TASK TO COMPLETE:
Reproduce the listing below in full and without alteration, apart from its pictures.

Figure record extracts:
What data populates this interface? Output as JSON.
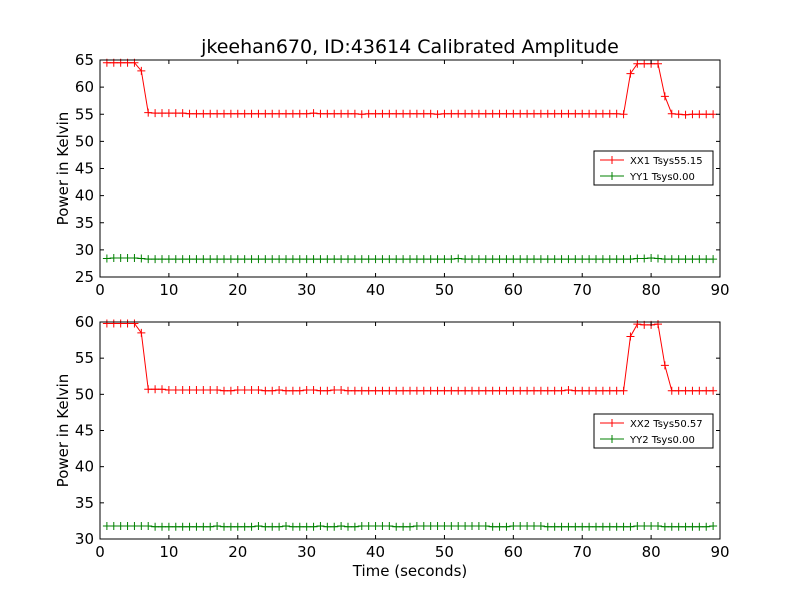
{
  "title": "jkeehan670, ID:43614 Calibrated Amplitude",
  "xlabel": "Time (seconds)",
  "chart_data": [
    {
      "type": "line",
      "ylabel": "Power in Kelvin",
      "xlim": [
        0,
        90
      ],
      "ylim": [
        25,
        65
      ],
      "xticks": [
        0,
        10,
        20,
        30,
        40,
        50,
        60,
        70,
        80,
        90
      ],
      "yticks": [
        25,
        30,
        35,
        40,
        45,
        50,
        55,
        60,
        65
      ],
      "legend_position": "center-right",
      "x": [
        1,
        2,
        3,
        4,
        5,
        6,
        7,
        8,
        9,
        10,
        11,
        12,
        13,
        14,
        15,
        16,
        17,
        18,
        19,
        20,
        21,
        22,
        23,
        24,
        25,
        26,
        27,
        28,
        29,
        30,
        31,
        32,
        33,
        34,
        35,
        36,
        37,
        38,
        39,
        40,
        41,
        42,
        43,
        44,
        45,
        46,
        47,
        48,
        49,
        50,
        51,
        52,
        53,
        54,
        55,
        56,
        57,
        58,
        59,
        60,
        61,
        62,
        63,
        64,
        65,
        66,
        67,
        68,
        69,
        70,
        71,
        72,
        73,
        74,
        75,
        76,
        77,
        78,
        79,
        80,
        81,
        82,
        83,
        84,
        85,
        86,
        87,
        88,
        89
      ],
      "series": [
        {
          "name": "XX1 Tsys55.15",
          "color": "#ff0000",
          "values": [
            64.5,
            64.5,
            64.5,
            64.5,
            64.5,
            63.0,
            55.3,
            55.2,
            55.2,
            55.2,
            55.2,
            55.2,
            55.1,
            55.1,
            55.1,
            55.1,
            55.1,
            55.1,
            55.1,
            55.1,
            55.1,
            55.1,
            55.1,
            55.1,
            55.1,
            55.1,
            55.1,
            55.1,
            55.1,
            55.1,
            55.2,
            55.1,
            55.1,
            55.1,
            55.1,
            55.1,
            55.1,
            55.0,
            55.1,
            55.1,
            55.1,
            55.1,
            55.1,
            55.1,
            55.1,
            55.1,
            55.1,
            55.1,
            55.0,
            55.1,
            55.1,
            55.1,
            55.1,
            55.1,
            55.1,
            55.1,
            55.1,
            55.1,
            55.1,
            55.1,
            55.1,
            55.1,
            55.1,
            55.1,
            55.1,
            55.1,
            55.1,
            55.1,
            55.1,
            55.1,
            55.1,
            55.1,
            55.1,
            55.1,
            55.1,
            55.0,
            62.5,
            64.3,
            64.3,
            64.3,
            64.3,
            58.3,
            55.1,
            55.0,
            54.9,
            55.0,
            55.0,
            55.0,
            55.0
          ]
        },
        {
          "name": "YY1 Tsys0.00",
          "color": "#008000",
          "values": [
            28.4,
            28.5,
            28.5,
            28.5,
            28.5,
            28.4,
            28.3,
            28.3,
            28.3,
            28.3,
            28.3,
            28.3,
            28.3,
            28.3,
            28.3,
            28.3,
            28.3,
            28.3,
            28.3,
            28.3,
            28.3,
            28.3,
            28.3,
            28.3,
            28.3,
            28.3,
            28.3,
            28.3,
            28.3,
            28.3,
            28.3,
            28.3,
            28.3,
            28.3,
            28.3,
            28.3,
            28.3,
            28.3,
            28.3,
            28.3,
            28.3,
            28.3,
            28.3,
            28.3,
            28.3,
            28.3,
            28.3,
            28.3,
            28.3,
            28.3,
            28.3,
            28.4,
            28.3,
            28.3,
            28.3,
            28.3,
            28.3,
            28.3,
            28.3,
            28.3,
            28.3,
            28.3,
            28.3,
            28.3,
            28.3,
            28.3,
            28.3,
            28.3,
            28.3,
            28.3,
            28.3,
            28.3,
            28.3,
            28.3,
            28.3,
            28.3,
            28.3,
            28.4,
            28.4,
            28.5,
            28.4,
            28.3,
            28.3,
            28.3,
            28.3,
            28.3,
            28.3,
            28.3,
            28.3
          ]
        }
      ]
    },
    {
      "type": "line",
      "ylabel": "Power in Kelvin",
      "xlim": [
        0,
        90
      ],
      "ylim": [
        30,
        60
      ],
      "xticks": [
        0,
        10,
        20,
        30,
        40,
        50,
        60,
        70,
        80,
        90
      ],
      "yticks": [
        30,
        35,
        40,
        45,
        50,
        55,
        60
      ],
      "legend_position": "center-right",
      "x": [
        1,
        2,
        3,
        4,
        5,
        6,
        7,
        8,
        9,
        10,
        11,
        12,
        13,
        14,
        15,
        16,
        17,
        18,
        19,
        20,
        21,
        22,
        23,
        24,
        25,
        26,
        27,
        28,
        29,
        30,
        31,
        32,
        33,
        34,
        35,
        36,
        37,
        38,
        39,
        40,
        41,
        42,
        43,
        44,
        45,
        46,
        47,
        48,
        49,
        50,
        51,
        52,
        53,
        54,
        55,
        56,
        57,
        58,
        59,
        60,
        61,
        62,
        63,
        64,
        65,
        66,
        67,
        68,
        69,
        70,
        71,
        72,
        73,
        74,
        75,
        76,
        77,
        78,
        79,
        80,
        81,
        82,
        83,
        84,
        85,
        86,
        87,
        88,
        89
      ],
      "series": [
        {
          "name": "XX2 Tsys50.57",
          "color": "#ff0000",
          "values": [
            59.8,
            59.8,
            59.8,
            59.8,
            59.8,
            58.5,
            50.7,
            50.7,
            50.7,
            50.6,
            50.6,
            50.6,
            50.6,
            50.6,
            50.6,
            50.6,
            50.6,
            50.5,
            50.5,
            50.6,
            50.6,
            50.6,
            50.6,
            50.5,
            50.5,
            50.6,
            50.5,
            50.5,
            50.5,
            50.6,
            50.6,
            50.5,
            50.5,
            50.6,
            50.6,
            50.5,
            50.5,
            50.5,
            50.5,
            50.5,
            50.5,
            50.5,
            50.5,
            50.5,
            50.5,
            50.5,
            50.5,
            50.5,
            50.5,
            50.5,
            50.5,
            50.5,
            50.5,
            50.5,
            50.5,
            50.5,
            50.5,
            50.5,
            50.5,
            50.5,
            50.5,
            50.5,
            50.5,
            50.5,
            50.5,
            50.5,
            50.5,
            50.6,
            50.5,
            50.5,
            50.5,
            50.5,
            50.5,
            50.5,
            50.5,
            50.5,
            58.0,
            59.7,
            59.6,
            59.6,
            59.7,
            54.0,
            50.5,
            50.5,
            50.5,
            50.5,
            50.5,
            50.5,
            50.5
          ]
        },
        {
          "name": "YY2 Tsys0.00",
          "color": "#008000",
          "values": [
            31.8,
            31.8,
            31.8,
            31.8,
            31.8,
            31.8,
            31.8,
            31.7,
            31.7,
            31.7,
            31.7,
            31.7,
            31.7,
            31.7,
            31.7,
            31.7,
            31.8,
            31.7,
            31.7,
            31.7,
            31.7,
            31.7,
            31.8,
            31.7,
            31.7,
            31.7,
            31.8,
            31.7,
            31.7,
            31.7,
            31.7,
            31.8,
            31.7,
            31.7,
            31.8,
            31.7,
            31.7,
            31.8,
            31.8,
            31.8,
            31.8,
            31.8,
            31.7,
            31.7,
            31.7,
            31.8,
            31.8,
            31.8,
            31.8,
            31.8,
            31.8,
            31.8,
            31.8,
            31.8,
            31.8,
            31.8,
            31.7,
            31.7,
            31.7,
            31.8,
            31.8,
            31.8,
            31.8,
            31.8,
            31.7,
            31.7,
            31.7,
            31.7,
            31.7,
            31.7,
            31.7,
            31.7,
            31.7,
            31.7,
            31.7,
            31.7,
            31.7,
            31.8,
            31.8,
            31.8,
            31.8,
            31.7,
            31.7,
            31.7,
            31.7,
            31.7,
            31.7,
            31.7,
            31.8
          ]
        }
      ]
    }
  ]
}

FULL RESPONSE:
What data populates this interface? Output as JSON.
{
  "title": "jkeehan670, ID:43614 Calibrated Amplitude",
  "xlabel": "Time (seconds)",
  "chart_data": [
    {
      "type": "line",
      "ylabel": "Power in Kelvin",
      "xlim": [
        0,
        90
      ],
      "ylim": [
        25,
        65
      ],
      "xticks": [
        0,
        10,
        20,
        30,
        40,
        50,
        60,
        70,
        80,
        90
      ],
      "yticks": [
        25,
        30,
        35,
        40,
        45,
        50,
        55,
        60,
        65
      ],
      "legend_position": "center-right",
      "x": [
        1,
        2,
        3,
        4,
        5,
        6,
        7,
        8,
        9,
        10,
        11,
        12,
        13,
        14,
        15,
        16,
        17,
        18,
        19,
        20,
        21,
        22,
        23,
        24,
        25,
        26,
        27,
        28,
        29,
        30,
        31,
        32,
        33,
        34,
        35,
        36,
        37,
        38,
        39,
        40,
        41,
        42,
        43,
        44,
        45,
        46,
        47,
        48,
        49,
        50,
        51,
        52,
        53,
        54,
        55,
        56,
        57,
        58,
        59,
        60,
        61,
        62,
        63,
        64,
        65,
        66,
        67,
        68,
        69,
        70,
        71,
        72,
        73,
        74,
        75,
        76,
        77,
        78,
        79,
        80,
        81,
        82,
        83,
        84,
        85,
        86,
        87,
        88,
        89
      ],
      "series": [
        {
          "name": "XX1 Tsys55.15",
          "color": "#ff0000",
          "values": [
            64.5,
            64.5,
            64.5,
            64.5,
            64.5,
            63.0,
            55.3,
            55.2,
            55.2,
            55.2,
            55.2,
            55.2,
            55.1,
            55.1,
            55.1,
            55.1,
            55.1,
            55.1,
            55.1,
            55.1,
            55.1,
            55.1,
            55.1,
            55.1,
            55.1,
            55.1,
            55.1,
            55.1,
            55.1,
            55.1,
            55.2,
            55.1,
            55.1,
            55.1,
            55.1,
            55.1,
            55.1,
            55.0,
            55.1,
            55.1,
            55.1,
            55.1,
            55.1,
            55.1,
            55.1,
            55.1,
            55.1,
            55.1,
            55.0,
            55.1,
            55.1,
            55.1,
            55.1,
            55.1,
            55.1,
            55.1,
            55.1,
            55.1,
            55.1,
            55.1,
            55.1,
            55.1,
            55.1,
            55.1,
            55.1,
            55.1,
            55.1,
            55.1,
            55.1,
            55.1,
            55.1,
            55.1,
            55.1,
            55.1,
            55.1,
            55.0,
            62.5,
            64.3,
            64.3,
            64.3,
            64.3,
            58.3,
            55.1,
            55.0,
            54.9,
            55.0,
            55.0,
            55.0,
            55.0
          ]
        },
        {
          "name": "YY1 Tsys0.00",
          "color": "#008000",
          "values": [
            28.4,
            28.5,
            28.5,
            28.5,
            28.5,
            28.4,
            28.3,
            28.3,
            28.3,
            28.3,
            28.3,
            28.3,
            28.3,
            28.3,
            28.3,
            28.3,
            28.3,
            28.3,
            28.3,
            28.3,
            28.3,
            28.3,
            28.3,
            28.3,
            28.3,
            28.3,
            28.3,
            28.3,
            28.3,
            28.3,
            28.3,
            28.3,
            28.3,
            28.3,
            28.3,
            28.3,
            28.3,
            28.3,
            28.3,
            28.3,
            28.3,
            28.3,
            28.3,
            28.3,
            28.3,
            28.3,
            28.3,
            28.3,
            28.3,
            28.3,
            28.3,
            28.4,
            28.3,
            28.3,
            28.3,
            28.3,
            28.3,
            28.3,
            28.3,
            28.3,
            28.3,
            28.3,
            28.3,
            28.3,
            28.3,
            28.3,
            28.3,
            28.3,
            28.3,
            28.3,
            28.3,
            28.3,
            28.3,
            28.3,
            28.3,
            28.3,
            28.3,
            28.4,
            28.4,
            28.5,
            28.4,
            28.3,
            28.3,
            28.3,
            28.3,
            28.3,
            28.3,
            28.3,
            28.3
          ]
        }
      ]
    },
    {
      "type": "line",
      "ylabel": "Power in Kelvin",
      "xlim": [
        0,
        90
      ],
      "ylim": [
        30,
        60
      ],
      "xticks": [
        0,
        10,
        20,
        30,
        40,
        50,
        60,
        70,
        80,
        90
      ],
      "yticks": [
        30,
        35,
        40,
        45,
        50,
        55,
        60
      ],
      "legend_position": "center-right",
      "x": [
        1,
        2,
        3,
        4,
        5,
        6,
        7,
        8,
        9,
        10,
        11,
        12,
        13,
        14,
        15,
        16,
        17,
        18,
        19,
        20,
        21,
        22,
        23,
        24,
        25,
        26,
        27,
        28,
        29,
        30,
        31,
        32,
        33,
        34,
        35,
        36,
        37,
        38,
        39,
        40,
        41,
        42,
        43,
        44,
        45,
        46,
        47,
        48,
        49,
        50,
        51,
        52,
        53,
        54,
        55,
        56,
        57,
        58,
        59,
        60,
        61,
        62,
        63,
        64,
        65,
        66,
        67,
        68,
        69,
        70,
        71,
        72,
        73,
        74,
        75,
        76,
        77,
        78,
        79,
        80,
        81,
        82,
        83,
        84,
        85,
        86,
        87,
        88,
        89
      ],
      "series": [
        {
          "name": "XX2 Tsys50.57",
          "color": "#ff0000",
          "values": [
            59.8,
            59.8,
            59.8,
            59.8,
            59.8,
            58.5,
            50.7,
            50.7,
            50.7,
            50.6,
            50.6,
            50.6,
            50.6,
            50.6,
            50.6,
            50.6,
            50.6,
            50.5,
            50.5,
            50.6,
            50.6,
            50.6,
            50.6,
            50.5,
            50.5,
            50.6,
            50.5,
            50.5,
            50.5,
            50.6,
            50.6,
            50.5,
            50.5,
            50.6,
            50.6,
            50.5,
            50.5,
            50.5,
            50.5,
            50.5,
            50.5,
            50.5,
            50.5,
            50.5,
            50.5,
            50.5,
            50.5,
            50.5,
            50.5,
            50.5,
            50.5,
            50.5,
            50.5,
            50.5,
            50.5,
            50.5,
            50.5,
            50.5,
            50.5,
            50.5,
            50.5,
            50.5,
            50.5,
            50.5,
            50.5,
            50.5,
            50.5,
            50.6,
            50.5,
            50.5,
            50.5,
            50.5,
            50.5,
            50.5,
            50.5,
            50.5,
            58.0,
            59.7,
            59.6,
            59.6,
            59.7,
            54.0,
            50.5,
            50.5,
            50.5,
            50.5,
            50.5,
            50.5,
            50.5
          ]
        },
        {
          "name": "YY2 Tsys0.00",
          "color": "#008000",
          "values": [
            31.8,
            31.8,
            31.8,
            31.8,
            31.8,
            31.8,
            31.8,
            31.7,
            31.7,
            31.7,
            31.7,
            31.7,
            31.7,
            31.7,
            31.7,
            31.7,
            31.8,
            31.7,
            31.7,
            31.7,
            31.7,
            31.7,
            31.8,
            31.7,
            31.7,
            31.7,
            31.8,
            31.7,
            31.7,
            31.7,
            31.7,
            31.8,
            31.7,
            31.7,
            31.8,
            31.7,
            31.7,
            31.8,
            31.8,
            31.8,
            31.8,
            31.8,
            31.7,
            31.7,
            31.7,
            31.8,
            31.8,
            31.8,
            31.8,
            31.8,
            31.8,
            31.8,
            31.8,
            31.8,
            31.8,
            31.8,
            31.7,
            31.7,
            31.7,
            31.8,
            31.8,
            31.8,
            31.8,
            31.8,
            31.7,
            31.7,
            31.7,
            31.7,
            31.7,
            31.7,
            31.7,
            31.7,
            31.7,
            31.7,
            31.7,
            31.7,
            31.7,
            31.8,
            31.8,
            31.8,
            31.8,
            31.7,
            31.7,
            31.7,
            31.7,
            31.7,
            31.7,
            31.7,
            31.8
          ]
        }
      ]
    }
  ]
}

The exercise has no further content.